__YOUR OBJECTIVE__. Every line below that mentions the word "this" should be copied out.

===============

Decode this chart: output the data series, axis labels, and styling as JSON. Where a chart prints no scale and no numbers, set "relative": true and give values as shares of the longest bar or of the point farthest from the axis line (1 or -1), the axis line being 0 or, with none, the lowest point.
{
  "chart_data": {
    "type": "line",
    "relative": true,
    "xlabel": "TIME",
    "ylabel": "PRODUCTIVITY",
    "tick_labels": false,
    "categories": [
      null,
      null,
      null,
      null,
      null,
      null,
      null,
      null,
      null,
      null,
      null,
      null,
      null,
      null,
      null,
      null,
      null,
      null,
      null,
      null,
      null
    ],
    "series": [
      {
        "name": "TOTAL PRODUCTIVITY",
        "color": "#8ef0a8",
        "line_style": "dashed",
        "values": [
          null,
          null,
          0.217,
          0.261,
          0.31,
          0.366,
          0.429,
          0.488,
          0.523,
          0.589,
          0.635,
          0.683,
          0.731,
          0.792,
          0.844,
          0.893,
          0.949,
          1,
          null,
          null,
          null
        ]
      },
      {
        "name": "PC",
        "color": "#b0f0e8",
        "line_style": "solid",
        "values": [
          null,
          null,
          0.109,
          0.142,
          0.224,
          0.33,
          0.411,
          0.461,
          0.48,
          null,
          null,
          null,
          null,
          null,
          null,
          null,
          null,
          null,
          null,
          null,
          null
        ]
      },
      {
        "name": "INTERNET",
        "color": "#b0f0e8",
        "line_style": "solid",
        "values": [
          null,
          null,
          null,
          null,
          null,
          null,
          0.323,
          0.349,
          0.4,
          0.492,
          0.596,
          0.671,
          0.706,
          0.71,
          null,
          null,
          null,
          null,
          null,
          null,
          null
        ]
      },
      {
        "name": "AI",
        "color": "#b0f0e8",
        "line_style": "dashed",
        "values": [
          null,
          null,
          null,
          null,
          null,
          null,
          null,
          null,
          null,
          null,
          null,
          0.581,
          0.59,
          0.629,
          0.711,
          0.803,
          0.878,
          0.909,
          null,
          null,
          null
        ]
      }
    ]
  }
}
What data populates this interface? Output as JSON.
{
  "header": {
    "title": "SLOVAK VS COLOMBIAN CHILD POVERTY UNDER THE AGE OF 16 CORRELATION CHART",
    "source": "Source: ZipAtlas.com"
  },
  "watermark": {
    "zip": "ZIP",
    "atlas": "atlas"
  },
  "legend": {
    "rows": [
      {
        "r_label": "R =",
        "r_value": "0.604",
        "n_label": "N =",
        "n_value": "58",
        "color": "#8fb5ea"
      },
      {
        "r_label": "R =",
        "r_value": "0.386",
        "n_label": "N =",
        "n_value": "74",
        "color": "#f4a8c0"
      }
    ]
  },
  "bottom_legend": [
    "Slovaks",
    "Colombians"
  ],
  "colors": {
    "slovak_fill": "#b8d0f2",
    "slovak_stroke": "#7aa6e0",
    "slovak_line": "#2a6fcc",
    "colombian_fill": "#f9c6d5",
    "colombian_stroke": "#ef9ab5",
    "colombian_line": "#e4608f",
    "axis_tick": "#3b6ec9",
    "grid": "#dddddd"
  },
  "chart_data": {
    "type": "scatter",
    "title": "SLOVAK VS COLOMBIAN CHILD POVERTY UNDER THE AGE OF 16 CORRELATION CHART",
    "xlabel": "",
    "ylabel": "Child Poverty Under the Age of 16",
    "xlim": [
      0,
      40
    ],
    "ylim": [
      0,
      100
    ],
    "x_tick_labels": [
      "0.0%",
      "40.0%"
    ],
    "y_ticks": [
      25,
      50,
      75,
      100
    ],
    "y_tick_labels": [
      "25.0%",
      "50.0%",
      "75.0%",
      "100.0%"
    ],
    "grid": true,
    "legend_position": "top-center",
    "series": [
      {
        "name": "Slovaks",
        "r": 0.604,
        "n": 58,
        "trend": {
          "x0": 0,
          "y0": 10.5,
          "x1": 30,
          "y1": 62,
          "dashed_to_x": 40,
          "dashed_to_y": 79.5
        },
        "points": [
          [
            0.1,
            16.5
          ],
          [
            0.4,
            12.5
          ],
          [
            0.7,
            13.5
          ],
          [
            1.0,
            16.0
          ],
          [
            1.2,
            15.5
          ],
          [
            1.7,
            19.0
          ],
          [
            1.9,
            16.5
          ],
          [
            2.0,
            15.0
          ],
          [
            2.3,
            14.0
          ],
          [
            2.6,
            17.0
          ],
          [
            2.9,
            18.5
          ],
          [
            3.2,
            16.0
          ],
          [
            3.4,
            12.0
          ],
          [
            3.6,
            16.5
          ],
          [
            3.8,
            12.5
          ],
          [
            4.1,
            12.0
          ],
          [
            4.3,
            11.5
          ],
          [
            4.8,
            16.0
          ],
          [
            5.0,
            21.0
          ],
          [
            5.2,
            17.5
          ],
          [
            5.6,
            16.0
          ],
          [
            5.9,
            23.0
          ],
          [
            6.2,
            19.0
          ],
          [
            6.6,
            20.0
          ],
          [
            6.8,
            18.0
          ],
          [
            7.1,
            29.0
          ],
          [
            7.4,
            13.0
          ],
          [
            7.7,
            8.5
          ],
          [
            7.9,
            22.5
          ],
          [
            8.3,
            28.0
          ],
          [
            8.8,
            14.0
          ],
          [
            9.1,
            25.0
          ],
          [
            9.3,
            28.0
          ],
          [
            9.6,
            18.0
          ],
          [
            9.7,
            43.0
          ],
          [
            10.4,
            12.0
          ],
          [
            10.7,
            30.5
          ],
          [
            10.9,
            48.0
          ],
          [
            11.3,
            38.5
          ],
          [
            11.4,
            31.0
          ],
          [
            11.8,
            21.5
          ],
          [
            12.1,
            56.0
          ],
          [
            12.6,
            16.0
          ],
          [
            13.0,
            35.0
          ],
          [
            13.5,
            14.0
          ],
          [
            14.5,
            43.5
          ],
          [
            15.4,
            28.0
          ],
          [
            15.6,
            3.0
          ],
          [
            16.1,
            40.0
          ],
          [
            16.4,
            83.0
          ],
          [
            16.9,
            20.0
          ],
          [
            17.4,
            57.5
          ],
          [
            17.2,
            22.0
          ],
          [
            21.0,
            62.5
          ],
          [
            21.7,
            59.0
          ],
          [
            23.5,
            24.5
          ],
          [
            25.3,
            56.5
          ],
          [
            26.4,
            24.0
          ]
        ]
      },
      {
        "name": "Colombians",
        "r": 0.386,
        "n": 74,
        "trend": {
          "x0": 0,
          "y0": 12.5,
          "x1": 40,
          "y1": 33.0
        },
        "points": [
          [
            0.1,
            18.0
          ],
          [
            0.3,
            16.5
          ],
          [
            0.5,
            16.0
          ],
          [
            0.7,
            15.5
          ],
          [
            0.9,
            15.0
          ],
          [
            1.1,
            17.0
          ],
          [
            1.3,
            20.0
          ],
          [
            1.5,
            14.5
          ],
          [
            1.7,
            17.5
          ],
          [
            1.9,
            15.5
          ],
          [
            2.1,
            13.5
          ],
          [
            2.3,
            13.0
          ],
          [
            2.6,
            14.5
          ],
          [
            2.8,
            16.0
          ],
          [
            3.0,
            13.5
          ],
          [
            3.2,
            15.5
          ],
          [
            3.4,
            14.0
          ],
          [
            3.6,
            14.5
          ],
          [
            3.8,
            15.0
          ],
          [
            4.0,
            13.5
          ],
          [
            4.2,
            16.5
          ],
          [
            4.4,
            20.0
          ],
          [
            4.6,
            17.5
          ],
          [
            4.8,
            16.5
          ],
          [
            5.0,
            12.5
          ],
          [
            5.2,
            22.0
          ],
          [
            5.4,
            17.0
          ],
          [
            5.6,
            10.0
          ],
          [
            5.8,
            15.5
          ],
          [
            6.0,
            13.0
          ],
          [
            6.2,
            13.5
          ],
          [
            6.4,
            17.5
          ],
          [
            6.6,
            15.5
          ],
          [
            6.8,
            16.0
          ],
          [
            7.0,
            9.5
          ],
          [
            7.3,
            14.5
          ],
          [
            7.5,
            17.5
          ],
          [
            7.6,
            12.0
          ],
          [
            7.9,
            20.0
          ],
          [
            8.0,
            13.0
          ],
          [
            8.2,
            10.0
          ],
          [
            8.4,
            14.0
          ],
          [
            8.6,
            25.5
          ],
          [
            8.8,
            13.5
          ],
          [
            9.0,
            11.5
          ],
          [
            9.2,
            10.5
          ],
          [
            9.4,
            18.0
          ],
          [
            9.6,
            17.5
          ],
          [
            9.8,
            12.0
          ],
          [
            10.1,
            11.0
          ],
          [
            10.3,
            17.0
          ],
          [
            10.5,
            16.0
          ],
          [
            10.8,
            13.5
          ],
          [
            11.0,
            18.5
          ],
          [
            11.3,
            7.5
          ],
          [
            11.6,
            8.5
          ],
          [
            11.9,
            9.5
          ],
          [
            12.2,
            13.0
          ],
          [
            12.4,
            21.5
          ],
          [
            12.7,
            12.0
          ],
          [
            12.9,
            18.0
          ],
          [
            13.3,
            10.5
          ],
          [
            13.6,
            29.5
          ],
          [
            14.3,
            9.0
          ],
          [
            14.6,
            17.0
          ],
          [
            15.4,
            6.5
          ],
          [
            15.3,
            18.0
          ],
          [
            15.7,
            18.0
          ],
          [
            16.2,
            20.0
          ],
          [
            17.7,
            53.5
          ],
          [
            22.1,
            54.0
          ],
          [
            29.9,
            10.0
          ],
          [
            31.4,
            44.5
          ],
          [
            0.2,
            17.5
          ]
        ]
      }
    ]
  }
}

===============

__RESPONSE__.
Decode this chart: output the data series, axis labels, and styling as JSON. Where a chart prints no scale and no numbers, set "relative": true and give values as shares of the longest bar or of the point farthest from the axis line (1 or -1), the axis line being 0 or, with none, the lowest point.
What data populates this interface? Output as JSON.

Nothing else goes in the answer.